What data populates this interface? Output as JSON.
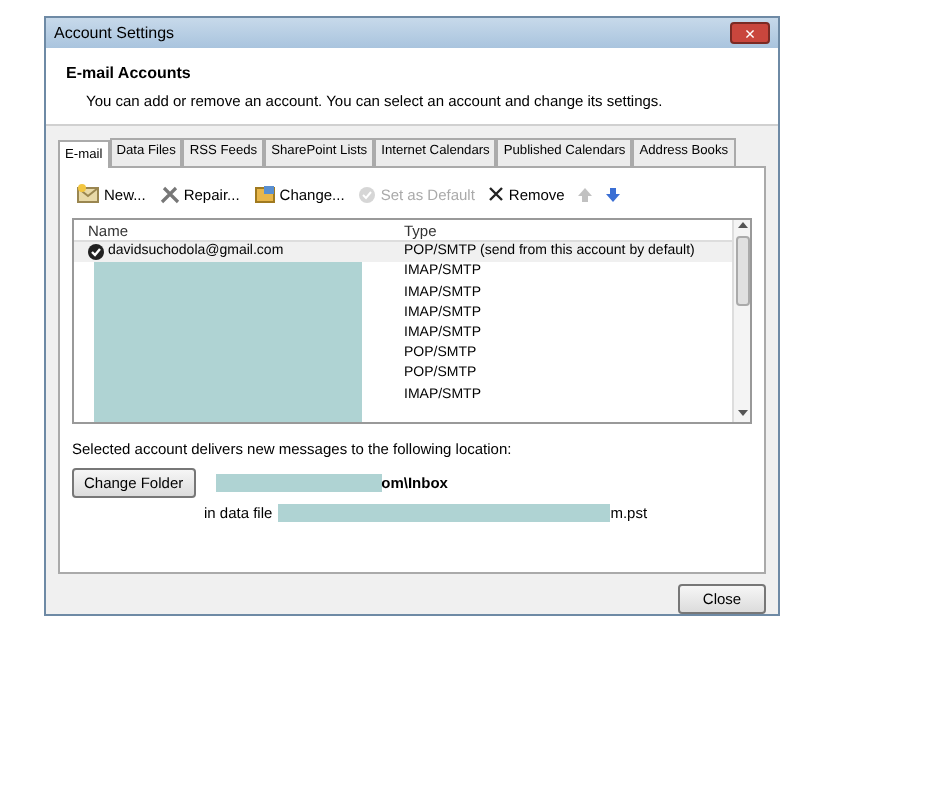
{
  "window": {
    "title": "Account Settings",
    "close_glyph": "×"
  },
  "header": {
    "title": "E-mail Accounts",
    "description": "You can add or remove an account. You can select an account and change its settings."
  },
  "tabs": [
    {
      "label": "E-mail",
      "selected": true
    },
    {
      "label": "Data Files",
      "selected": false
    },
    {
      "label": "RSS Feeds",
      "selected": false
    },
    {
      "label": "SharePoint Lists",
      "selected": false
    },
    {
      "label": "Internet Calendars",
      "selected": false
    },
    {
      "label": "Published Calendars",
      "selected": false
    },
    {
      "label": "Address Books",
      "selected": false
    }
  ],
  "toolbar": [
    {
      "kind": "new",
      "label": "New...",
      "disabled": false
    },
    {
      "kind": "repair",
      "label": "Repair...",
      "disabled": false
    },
    {
      "kind": "change",
      "label": "Change...",
      "disabled": false
    },
    {
      "kind": "default",
      "label": "Set as Default",
      "disabled": true
    },
    {
      "kind": "remove",
      "label": "Remove",
      "disabled": false
    },
    {
      "kind": "up",
      "disabled": true
    },
    {
      "kind": "down",
      "disabled": false
    }
  ],
  "accounts": {
    "columns": [
      "Name",
      "Type"
    ],
    "rows": [
      {
        "name": "davidsuchodola@gmail.com",
        "type": "POP/SMTP (send from this account by default)",
        "default": true
      },
      {
        "type": "IMAP/SMTP",
        "default": false
      },
      {
        "type": "IMAP/SMTP",
        "default": false
      },
      {
        "type": "IMAP/SMTP",
        "default": false
      },
      {
        "type": "IMAP/SMTP",
        "default": false
      },
      {
        "type": "POP/SMTP",
        "default": false
      },
      {
        "type": "POP/SMTP",
        "default": false
      },
      {
        "type": "IMAP/SMTP",
        "default": false
      }
    ]
  },
  "location": {
    "description": "Selected account delivers new messages to the following location:",
    "button": "Change Folder",
    "folder_tail": "om\\Inbox",
    "data_file_label": "in data file",
    "data_file_tail": "m.pst"
  },
  "buttons": [
    "Close"
  ]
}
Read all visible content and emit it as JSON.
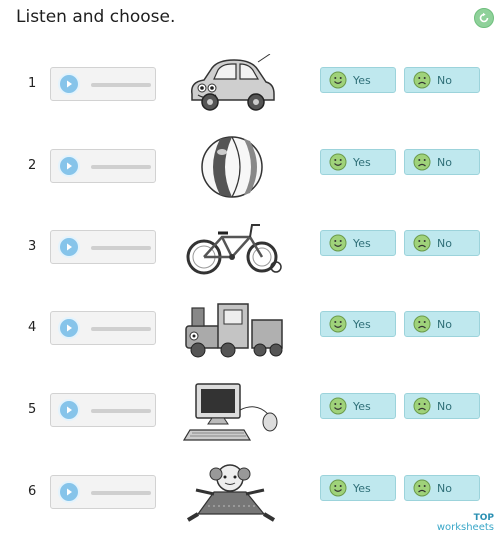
{
  "header": {
    "title": "Listen and choose."
  },
  "choices": {
    "yes_label": "Yes",
    "no_label": "No"
  },
  "rows": [
    {
      "number": "1",
      "picture": "car"
    },
    {
      "number": "2",
      "picture": "beach-ball"
    },
    {
      "number": "3",
      "picture": "bicycle"
    },
    {
      "number": "4",
      "picture": "toy-train"
    },
    {
      "number": "5",
      "picture": "computer"
    },
    {
      "number": "6",
      "picture": "doll"
    }
  ],
  "footer": {
    "logo_top": "TOP",
    "logo_bottom": "worksheets"
  },
  "colors": {
    "choice_bg": "#bfe8ee",
    "play_button": "#86c4ea",
    "reset_button": "#8fd19a"
  }
}
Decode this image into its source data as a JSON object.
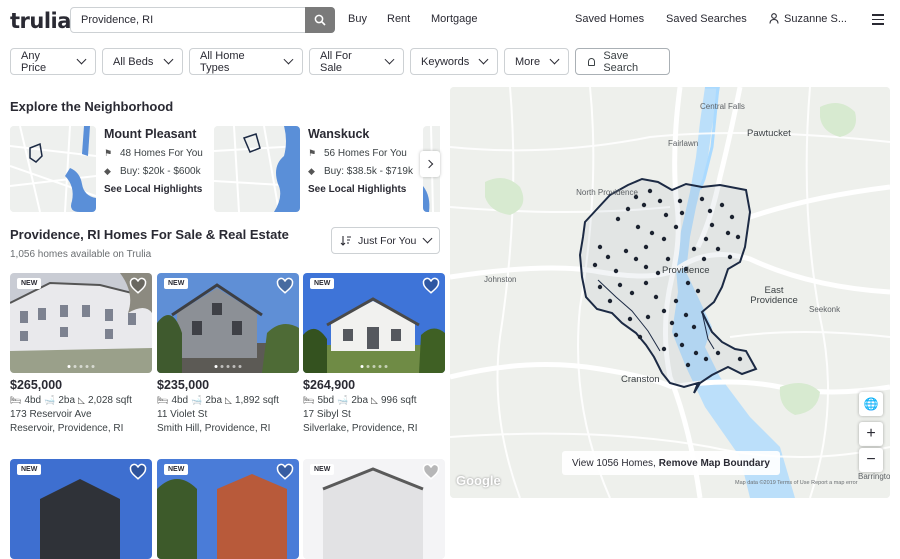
{
  "header": {
    "logo": "trulia",
    "search_value": "Providence, RI",
    "nav": [
      "Buy",
      "Rent",
      "Mortgage"
    ],
    "saved_homes": "Saved Homes",
    "saved_searches": "Saved Searches",
    "user": "Suzanne S..."
  },
  "filters": {
    "items": [
      "Any Price",
      "All Beds",
      "All Home Types",
      "All For Sale",
      "Keywords",
      "More"
    ],
    "save_search": "Save Search"
  },
  "neighborhood": {
    "heading": "Explore the Neighborhood",
    "cards": [
      {
        "name": "Mount Pleasant",
        "homes": "48 Homes For You",
        "buy": "Buy: $20k - $600k",
        "highlights": "See Local Highlights"
      },
      {
        "name": "Wanskuck",
        "homes": "56 Homes For You",
        "buy": "Buy: $38.5k - $719k",
        "highlights": "See Local Highlights"
      }
    ]
  },
  "results": {
    "heading": "Providence, RI Homes For Sale & Real Estate",
    "count": "1,056 homes available on Trulia",
    "sort_label": "Just For You"
  },
  "listings": [
    {
      "badge": "NEW",
      "price": "$265,000",
      "beds": "4bd",
      "baths": "2ba",
      "sqft": "2,028 sqft",
      "street": "173 Reservoir Ave",
      "area": "Reservoir, Providence, RI"
    },
    {
      "badge": "NEW",
      "price": "$235,000",
      "beds": "4bd",
      "baths": "2ba",
      "sqft": "1,892 sqft",
      "street": "11 Violet St",
      "area": "Smith Hill, Providence, RI"
    },
    {
      "badge": "NEW",
      "price": "$264,900",
      "beds": "5bd",
      "baths": "2ba",
      "sqft": "996 sqft",
      "street": "17 Sibyl St",
      "area": "Silverlake, Providence, RI"
    },
    {
      "badge": "NEW"
    },
    {
      "badge": "NEW"
    },
    {
      "badge": "NEW"
    }
  ],
  "map": {
    "labels": [
      "Central Falls",
      "Pawtucket",
      "Fairlawn",
      "North Providence",
      "Providence",
      "Johnston",
      "East Providence",
      "Seekonk",
      "Cranston",
      "Barrington"
    ],
    "view_button": "View 1056 Homes,",
    "remove_boundary": "Remove Map Boundary",
    "attribution": "Map data ©2019   Terms of Use   Report a map error",
    "google": "Google",
    "zoom_in": "+",
    "zoom_out": "−"
  },
  "colors": {
    "accent": "#3b4144",
    "boundary": "#1c2a44",
    "dot": "#1c2330",
    "water": "#aadaff"
  }
}
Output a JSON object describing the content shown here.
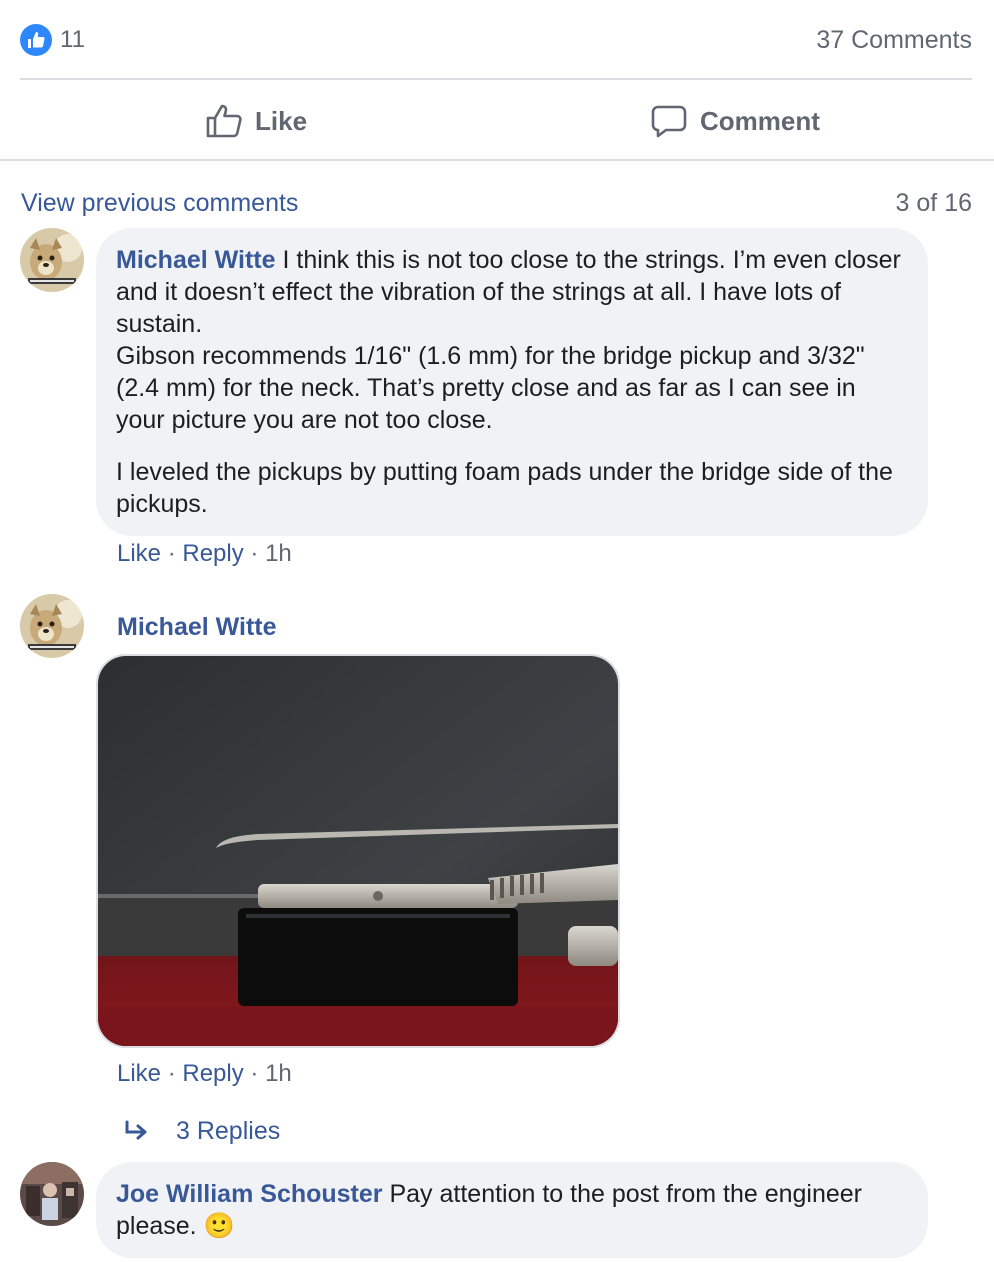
{
  "stats": {
    "like_count": "11",
    "comment_count": "37 Comments"
  },
  "actions": {
    "like_label": "Like",
    "comment_label": "Comment"
  },
  "comments_header": {
    "view_previous": "View previous comments",
    "page_count": "3 of 16"
  },
  "comments": [
    {
      "author": "Michael Witte",
      "text_1": " I think this is not too close to the strings. I’m even closer and it doesn’t effect the vibration of the strings at all. I have lots of sustain.",
      "text_2": "Gibson recommends 1/16\" (1.6 mm) for the bridge pickup and 3/32\" (2.4 mm) for the neck. That’s pretty close and as far as I can see in your picture you are not too close.",
      "text_3": "I leveled the pickups by putting foam pads under the bridge side of the pickups.",
      "like": "Like",
      "reply": "Reply",
      "time": "1h"
    },
    {
      "author": "Michael Witte",
      "like": "Like",
      "reply": "Reply",
      "time": "1h",
      "replies": "3 Replies"
    },
    {
      "author": "Joe William Schouster",
      "text": " Pay attention to the post from the engineer please. ",
      "emoji": "🙂"
    }
  ],
  "colors": {
    "link": "#385898",
    "meta": "#606770",
    "bubble": "#f0f2f5",
    "like_badge": "#2d88ff"
  }
}
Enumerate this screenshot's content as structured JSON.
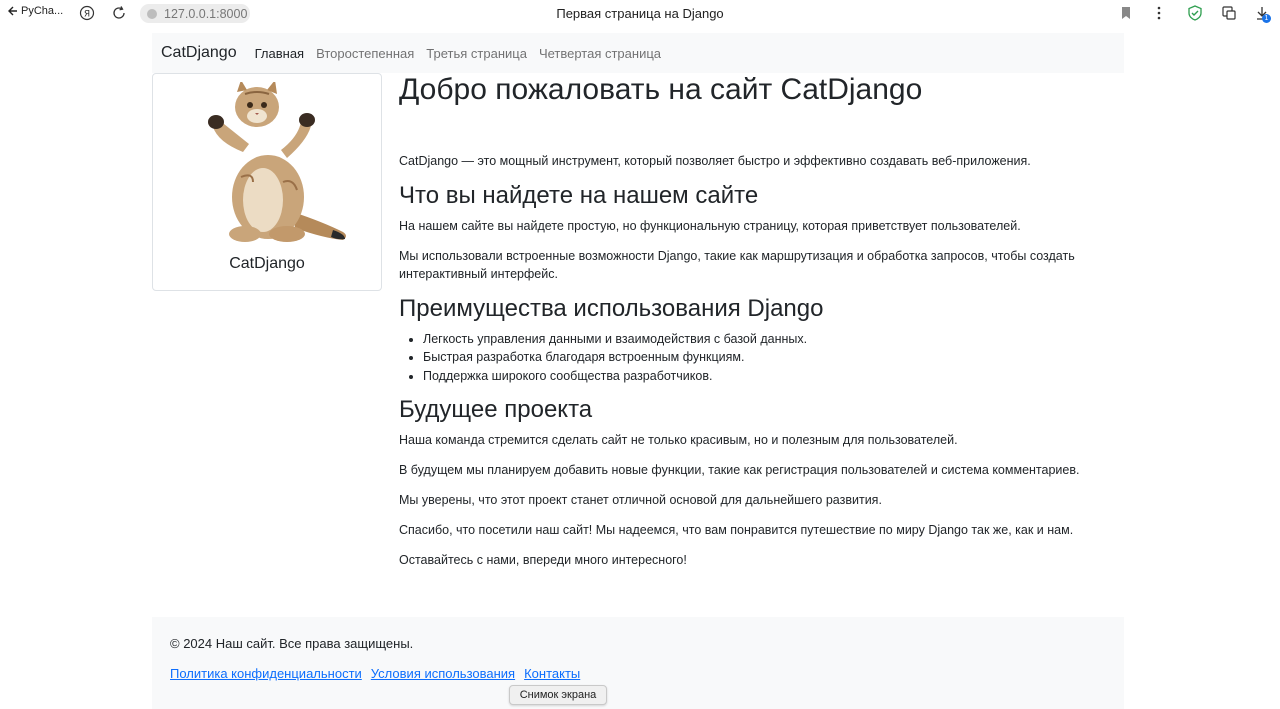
{
  "browser": {
    "back_label": "PyCha...",
    "url": "127.0.0.1:8000",
    "tab_title": "Первая страница на Django",
    "download_badge": "1"
  },
  "nav": {
    "brand": "CatDjango",
    "links": [
      "Главная",
      "Второстепенная",
      "Третья страница",
      "Четвертая страница"
    ]
  },
  "card": {
    "title": "CatDjango"
  },
  "main": {
    "title": "Добро пожаловать на сайт CatDjango",
    "intro": "CatDjango — это мощный инструмент, который позволяет быстро и эффективно создавать веб-приложения.",
    "section1": {
      "heading": "Что вы найдете на нашем сайте",
      "p1": "На нашем сайте вы найдете простую, но функциональную страницу, которая приветствует пользователей.",
      "p2": "Мы использовали встроенные возможности Django, такие как маршрутизация и обработка запросов, чтобы создать интерактивный интерфейс."
    },
    "section2": {
      "heading": "Преимущества использования Django",
      "items": [
        "Легкость управления данными и взаимодействия с базой данных.",
        "Быстрая разработка благодаря встроенным функциям.",
        "Поддержка широкого сообщества разработчиков."
      ]
    },
    "section3": {
      "heading": "Будущее проекта",
      "p1": "Наша команда стремится сделать сайт не только красивым, но и полезным для пользователей.",
      "p2": "В будущем мы планируем добавить новые функции, такие как регистрация пользователей и система комментариев.",
      "p3": "Мы уверены, что этот проект станет отличной основой для дальнейшего развития.",
      "p4": "Спасибо, что посетили наш сайт! Мы надеемся, что вам понравится путешествие по миру Django так же, как и нам.",
      "p5": "Оставайтесь с нами, впереди много интересного!"
    }
  },
  "footer": {
    "copyright": "© 2024 Наш сайт. Все права защищены.",
    "links": [
      "Политика конфиденциальности",
      "Условия использования",
      "Контакты"
    ]
  },
  "tooltip": "Снимок экрана",
  "colors": {
    "link": "#0d6efd",
    "navbar_bg": "#f8f9fa",
    "text": "#212529"
  }
}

> _What is required_:
Using the material above, copy every line in which the string "from" occurs.

> _Finished task_:
        "type": "POP/SMTP (send from this account by default)",
      "text": " Pay attention to the post from the engineer please. ",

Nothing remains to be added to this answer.